What you have to do — Copy out every line of the data exactly.
--- start Data for this task ---
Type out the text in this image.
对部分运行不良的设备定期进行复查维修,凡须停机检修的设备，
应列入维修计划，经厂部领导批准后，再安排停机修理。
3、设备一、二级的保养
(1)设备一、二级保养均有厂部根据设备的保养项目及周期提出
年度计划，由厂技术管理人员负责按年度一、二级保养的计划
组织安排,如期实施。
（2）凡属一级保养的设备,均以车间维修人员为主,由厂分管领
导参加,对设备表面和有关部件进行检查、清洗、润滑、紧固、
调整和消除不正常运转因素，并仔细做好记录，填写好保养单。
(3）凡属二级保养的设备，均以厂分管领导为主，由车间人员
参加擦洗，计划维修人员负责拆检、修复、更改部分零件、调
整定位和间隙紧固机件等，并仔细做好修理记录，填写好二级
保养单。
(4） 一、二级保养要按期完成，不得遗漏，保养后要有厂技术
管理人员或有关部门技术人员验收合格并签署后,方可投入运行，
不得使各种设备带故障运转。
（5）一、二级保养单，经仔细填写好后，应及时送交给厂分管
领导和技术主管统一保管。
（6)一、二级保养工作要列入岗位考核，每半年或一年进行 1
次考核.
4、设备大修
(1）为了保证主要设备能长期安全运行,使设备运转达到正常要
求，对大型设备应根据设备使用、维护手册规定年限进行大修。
--- end Data for this task ---
Answer to this task —
Type out the text in this image.
对部分运行不良的设备定期进行复查维修,凡须停机检修的设备，
应列入维修计划，经厂部领导批准后，再安排停机修理。
3、设备一、二级的保养
(1)设备一、二级保养均有厂部根据设备的保养项目及周期提出
年度计划，由厂技术管理人员负责按年度一、二级保养的计划
组织安排,如期实施。
（2）凡属一级保养的设备,均以车间维修人员为主,由厂分管领
导参加,对设备表面和有关部件进行检查、清洗、润滑、紧固、
调整和消除不正常运转因素，并仔细做好记录，填写好保养单。
(3）凡属二级保养的设备，均以厂分管领导为主，由车间人员
参加擦洗，计划维修人员负责拆检、修复、更改部分零件、调
整定位和间隙紧固机件等，并仔细做好修理记录，填写好二级
保养单。
(4） 一、二级保养要按期完成，不得遗漏，保养后要有厂技术
管理人员或有关部门技术人员验收合格并签署后,方可投入运行，
不得使各种设备带故障运转。
（5）一、二级保养单，经仔细填写好后，应及时送交给厂分管
领导和技术主管统一保管。
（6)一、二级保养工作要列入岗位考核，每半年或一年进行 1
次考核.
4、设备大修
(1）为了保证主要设备能长期安全运行,使设备运转达到正常要
求，对大型设备应根据设备使用、维护手册规定年限进行大修。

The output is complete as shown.